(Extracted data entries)
»»
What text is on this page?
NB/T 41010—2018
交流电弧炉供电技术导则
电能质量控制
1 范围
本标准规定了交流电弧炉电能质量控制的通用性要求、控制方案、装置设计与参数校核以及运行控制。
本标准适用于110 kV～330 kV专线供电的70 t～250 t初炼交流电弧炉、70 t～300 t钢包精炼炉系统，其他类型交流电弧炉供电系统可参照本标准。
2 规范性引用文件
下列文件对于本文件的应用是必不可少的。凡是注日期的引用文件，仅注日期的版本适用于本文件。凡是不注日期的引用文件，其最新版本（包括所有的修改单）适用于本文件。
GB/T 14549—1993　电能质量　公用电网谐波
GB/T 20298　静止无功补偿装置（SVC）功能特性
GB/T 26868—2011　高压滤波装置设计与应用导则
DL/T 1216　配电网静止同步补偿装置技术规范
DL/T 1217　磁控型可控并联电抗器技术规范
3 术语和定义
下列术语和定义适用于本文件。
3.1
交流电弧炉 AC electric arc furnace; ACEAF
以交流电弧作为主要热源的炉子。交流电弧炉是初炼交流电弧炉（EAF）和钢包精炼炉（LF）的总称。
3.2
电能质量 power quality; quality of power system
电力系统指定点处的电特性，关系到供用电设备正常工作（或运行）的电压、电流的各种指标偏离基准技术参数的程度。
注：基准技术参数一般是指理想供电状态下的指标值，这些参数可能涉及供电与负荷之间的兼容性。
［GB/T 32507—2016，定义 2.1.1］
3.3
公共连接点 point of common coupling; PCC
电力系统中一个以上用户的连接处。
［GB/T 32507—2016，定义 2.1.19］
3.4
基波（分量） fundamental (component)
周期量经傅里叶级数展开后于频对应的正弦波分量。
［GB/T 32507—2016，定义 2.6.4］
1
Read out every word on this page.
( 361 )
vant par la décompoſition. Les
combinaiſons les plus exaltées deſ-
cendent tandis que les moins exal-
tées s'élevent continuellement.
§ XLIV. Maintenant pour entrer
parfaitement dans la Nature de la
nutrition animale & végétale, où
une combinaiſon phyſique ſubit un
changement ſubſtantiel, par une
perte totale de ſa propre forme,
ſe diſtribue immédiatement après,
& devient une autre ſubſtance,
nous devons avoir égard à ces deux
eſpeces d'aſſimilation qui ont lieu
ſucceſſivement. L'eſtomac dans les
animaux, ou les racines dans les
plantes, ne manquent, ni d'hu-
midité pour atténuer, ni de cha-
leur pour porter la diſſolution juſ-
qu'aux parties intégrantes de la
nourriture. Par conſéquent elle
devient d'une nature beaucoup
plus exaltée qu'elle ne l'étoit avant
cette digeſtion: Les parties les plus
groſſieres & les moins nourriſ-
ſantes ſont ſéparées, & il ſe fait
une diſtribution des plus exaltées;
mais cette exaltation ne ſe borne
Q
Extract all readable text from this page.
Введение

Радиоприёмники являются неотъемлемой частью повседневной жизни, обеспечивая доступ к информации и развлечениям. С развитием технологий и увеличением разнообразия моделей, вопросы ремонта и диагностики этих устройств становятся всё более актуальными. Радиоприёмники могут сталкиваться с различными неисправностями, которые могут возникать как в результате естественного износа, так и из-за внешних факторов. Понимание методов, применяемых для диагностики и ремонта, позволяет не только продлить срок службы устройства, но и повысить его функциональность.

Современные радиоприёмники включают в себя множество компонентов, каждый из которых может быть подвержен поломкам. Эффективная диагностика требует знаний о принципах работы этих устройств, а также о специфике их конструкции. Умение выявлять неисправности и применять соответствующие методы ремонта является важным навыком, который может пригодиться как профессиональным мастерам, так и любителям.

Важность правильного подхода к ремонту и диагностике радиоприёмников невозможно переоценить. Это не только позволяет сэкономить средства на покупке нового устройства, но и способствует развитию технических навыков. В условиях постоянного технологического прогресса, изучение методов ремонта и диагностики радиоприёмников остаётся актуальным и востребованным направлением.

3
««
§ **Problem statement**: Transcribe all of the entries without altering anything.

§ **Solution to the exercise**:
What text is on this page?
NB/T 41010—2018
交流电弧炉供电技术导则
电能质量控制
1 范围
本标准规定了交流电弧炉电能质量控制的通用性要求、控制方案、装置设计与参数校核以及运行控制。
本标准适用于110 kV～330 kV专线供电的70 t～250 t初炼交流电弧炉、70 t～300 t钢包精炼炉系统，其他类型交流电弧炉供电系统可参照本标准。
2 规范性引用文件
下列文件对于本文件的应用是必不可少的。凡是注日期的引用文件，仅注日期的版本适用于本文件。凡是不注日期的引用文件，其最新版本（包括所有的修改单）适用于本文件。
GB/T 14549—1993　电能质量　公用电网谐波
GB/T 20298　静止无功补偿装置（SVC）功能特性
GB/T 26868—2011　高压滤波装置设计与应用导则
DL/T 1216　配电网静止同步补偿装置技术规范
DL/T 1217　磁控型可控并联电抗器技术规范
3 术语和定义
下列术语和定义适用于本文件。
3.1
交流电弧炉 AC electric arc furnace; ACEAF
以交流电弧作为主要热源的炉子。交流电弧炉是初炼交流电弧炉（EAF）和钢包精炼炉（LF）的总称。
3.2
电能质量 power quality; quality of power system
电力系统指定点处的电特性，关系到供用电设备正常工作（或运行）的电压、电流的各种指标偏离基准技术参数的程度。
注：基准技术参数一般是指理想供电状态下的指标值，这些参数可能涉及供电与负荷之间的兼容性。
［GB/T 32507—2016，定义 2.1.1］
3.3
公共连接点 point of common coupling; PCC
电力系统中一个以上用户的连接处。
［GB/T 32507—2016，定义 2.1.19］
3.4
基波（分量） fundamental (component)
周期量经傅里叶级数展开后于频对应的正弦波分量。
［GB/T 32507—2016，定义 2.6.4］
1
Read out every word on this page.
( 361 )
vant par la décompoſition. Les
combinaiſons les plus exaltées deſ-
cendent tandis que les moins exal-
tées s'élevent continuellement.
§ XLIV. Maintenant pour entrer
parfaitement dans la Nature de la
nutrition animale & végétale, où
une combinaiſon phyſique ſubit un
changement ſubſtantiel, par une
perte totale de ſa propre forme,
ſe diſtribue immédiatement après,
& devient une autre ſubſtance,
nous devons avoir égard à ces deux
eſpeces d'aſſimilation qui ont lieu
ſucceſſivement. L'eſtomac dans les
animaux, ou les racines dans les
plantes, ne manquent, ni d'hu-
midité pour atténuer, ni de cha-
leur pour porter la diſſolution juſ-
qu'aux parties intégrantes de la
nourriture. Par conſéquent elle
devient d'une nature beaucoup
plus exaltée qu'elle ne l'étoit avant
cette digeſtion: Les parties les plus
groſſieres & les moins nourriſ-
ſantes ſont ſéparées, & il ſe fait
une diſtribution des plus exaltées;
mais cette exaltation ne ſe borne
Q
Extract all readable text from this page.
Введение

Радиоприёмники являются неотъемлемой частью повседневной жизни, обеспечивая доступ к информации и развлечениям. С развитием технологий и увеличением разнообразия моделей, вопросы ремонта и диагностики этих устройств становятся всё более актуальными. Радиоприёмники могут сталкиваться с различными неисправностями, которые могут возникать как в результате естественного износа, так и из-за внешних факторов. Понимание методов, применяемых для диагностики и ремонта, позволяет не только продлить срок службы устройства, но и повысить его функциональность.

Современные радиоприёмники включают в себя множество компонентов, каждый из которых может быть подвержен поломкам. Эффективная диагностика требует знаний о принципах работы этих устройств, а также о специфике их конструкции. Умение выявлять неисправности и применять соответствующие методы ремонта является важным навыком, который может пригодиться как профессиональным мастерам, так и любителям.

Важность правильного подхода к ремонту и диагностике радиоприёмников невозможно переоценить. Это не только позволяет сэкономить средства на покупке нового устройства, но и способствует развитию технических навыков. В условиях постоянного технологического прогресса, изучение методов ремонта и диагностики радиоприёмников остаётся актуальным и востребованным направлением.

3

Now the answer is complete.